TASK REQUIREMENTS:
Select every line in the items below that contains the string "logo", and reproduce those lines. The match is case-sensitive.

[Stored dataset items]
* * *

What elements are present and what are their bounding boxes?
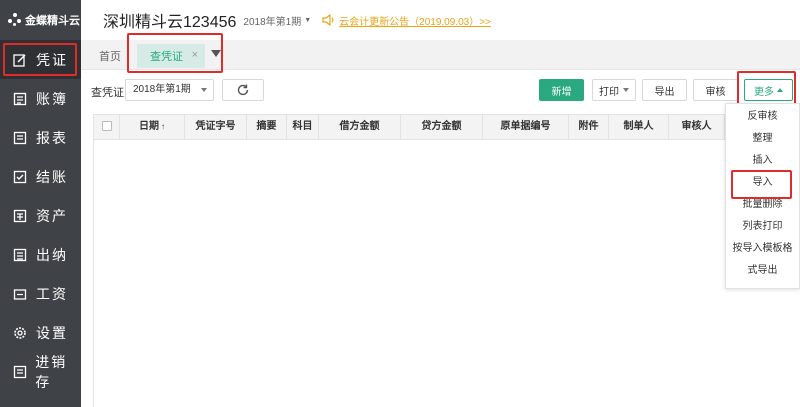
menu-item-export-template-cont[interactable]: 式导出 xyxy=(726,260,799,282)
sidebar-item-label: 资产 xyxy=(36,207,68,224)
column-source-doc: 原单据编号 xyxy=(483,115,569,139)
refresh-icon xyxy=(237,84,249,96)
update-notice-link[interactable]: 云会计更新公告（2019.09.03）>> xyxy=(339,13,491,28)
audit-button[interactable]: 审核 xyxy=(693,79,738,101)
column-label: 附件 xyxy=(578,121,599,132)
voucher-query-label: 查凭证 xyxy=(91,87,124,99)
column-label: 摘要 xyxy=(256,121,277,132)
speaker-icon xyxy=(321,13,335,27)
column-label: 凭证字号 xyxy=(195,121,236,132)
period-selector[interactable]: 2018年第1期 xyxy=(243,13,301,28)
column-creator: 制单人 xyxy=(609,115,669,139)
wallet-icon xyxy=(12,286,28,302)
sidebar: 金蝶精斗云 凭证 账簿 报表 结账 资产 出纳 工资 设置 进销存 xyxy=(0,0,81,407)
column-summary: 摘要 xyxy=(247,115,287,139)
chevron-down-icon[interactable]: ▼ xyxy=(304,17,311,24)
sidebar-item-label: 账簿 xyxy=(36,90,68,107)
voucher-table-body xyxy=(93,140,800,407)
refresh-button[interactable] xyxy=(222,79,264,101)
column-label: 原单据编号 xyxy=(500,121,551,132)
more-highlight-box xyxy=(737,71,796,107)
sidebar-item-settings[interactable]: 设置 xyxy=(0,313,81,352)
logo: 金蝶精斗云 xyxy=(0,0,81,40)
new-button-label: 新增 xyxy=(551,86,572,98)
column-credit: 贷方金额 xyxy=(401,115,483,139)
column-date-label: 日期 xyxy=(139,121,159,132)
export-button-label: 导出 xyxy=(654,86,675,98)
sidebar-item-assets[interactable]: 资产 xyxy=(0,196,81,235)
menu-item-insert[interactable]: 插入 xyxy=(726,150,799,172)
sidebar-item-payroll[interactable]: 工资 xyxy=(0,274,81,313)
sidebar-item-label: 结账 xyxy=(36,168,68,185)
select-all-checkbox[interactable] xyxy=(94,115,120,139)
column-attachment: 附件 xyxy=(569,115,609,139)
voucher-table-header: 日期 ↑ 凭证字号 摘要 科目 借方金额 贷方金额 原单据编号 附件 制单人 审核… xyxy=(93,114,800,140)
tab-highlight-box xyxy=(127,33,223,73)
period-select-value: 2018年第1期 xyxy=(133,84,191,95)
company-name: 深圳精斗云123456 xyxy=(103,14,237,31)
cashier-icon xyxy=(12,247,28,263)
print-button-label: 打印 xyxy=(599,86,619,98)
sidebar-item-label: 进销存 xyxy=(35,353,68,390)
sidebar-item-reports[interactable]: 报表 xyxy=(0,118,81,157)
column-auditor: 审核人 xyxy=(669,115,725,139)
column-label: 制单人 xyxy=(623,121,654,132)
column-debit: 借方金额 xyxy=(319,115,401,139)
column-date[interactable]: 日期 ↑ xyxy=(120,115,185,139)
period-select[interactable]: 2018年第1期 xyxy=(125,79,214,101)
logo-icon xyxy=(8,13,22,27)
print-button[interactable]: 打印 xyxy=(592,79,636,101)
sort-arrow-icon: ↑ xyxy=(161,122,165,131)
edit-icon xyxy=(12,52,28,68)
sidebar-item-inventory[interactable]: 进销存 xyxy=(0,352,81,391)
report-icon xyxy=(12,130,28,146)
menu-item-export-template[interactable]: 按导入模板格 xyxy=(726,238,799,260)
sidebar-item-label: 工资 xyxy=(36,285,68,302)
chevron-down-icon xyxy=(623,88,629,92)
checkbox-icon xyxy=(12,169,28,185)
menu-item-organize[interactable]: 整理 xyxy=(726,128,799,150)
sidebar-item-cashier[interactable]: 出纳 xyxy=(0,235,81,274)
column-label: 借方金额 xyxy=(339,121,380,132)
tab-home[interactable]: 首页 xyxy=(99,48,121,64)
column-label: 贷方金额 xyxy=(421,121,462,132)
new-button[interactable]: 新增 xyxy=(539,79,584,101)
gear-icon xyxy=(12,325,28,341)
import-highlight-box xyxy=(731,170,792,199)
menu-item-unaudit[interactable]: 反审核 xyxy=(726,106,799,128)
sidebar-item-label: 设置 xyxy=(36,324,68,341)
sidebar-item-closing[interactable]: 结账 xyxy=(0,157,81,196)
column-label: 科目 xyxy=(292,121,313,132)
export-button[interactable]: 导出 xyxy=(642,79,687,101)
sidebar-item-label: 出纳 xyxy=(36,246,68,263)
sidebar-item-voucher[interactable]: 凭证 xyxy=(0,40,81,79)
audit-button-label: 审核 xyxy=(705,86,726,98)
column-account: 科目 xyxy=(287,115,319,139)
logo-text: 金蝶精斗云 xyxy=(25,15,80,27)
book-icon xyxy=(12,91,28,107)
column-voucher-no: 凭证字号 xyxy=(185,115,247,139)
inventory-icon xyxy=(12,364,27,380)
sidebar-item-label: 凭证 xyxy=(36,51,68,68)
column-label: 审核人 xyxy=(681,121,712,132)
tab-bar: 首页 查凭证 × xyxy=(81,33,800,73)
chevron-down-icon xyxy=(201,88,207,92)
sidebar-item-label: 报表 xyxy=(36,129,68,146)
asset-icon xyxy=(12,208,28,224)
sidebar-item-books[interactable]: 账簿 xyxy=(0,79,81,118)
menu-item-list-print[interactable]: 列表打印 xyxy=(726,216,799,238)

* * *

ANSWER TO THE EXERCISE:
logo: 金蝶精斗云 xyxy=(0,0,81,40)
logo-icon xyxy=(8,13,22,27)
logo-text: 金蝶精斗云 xyxy=(25,15,80,27)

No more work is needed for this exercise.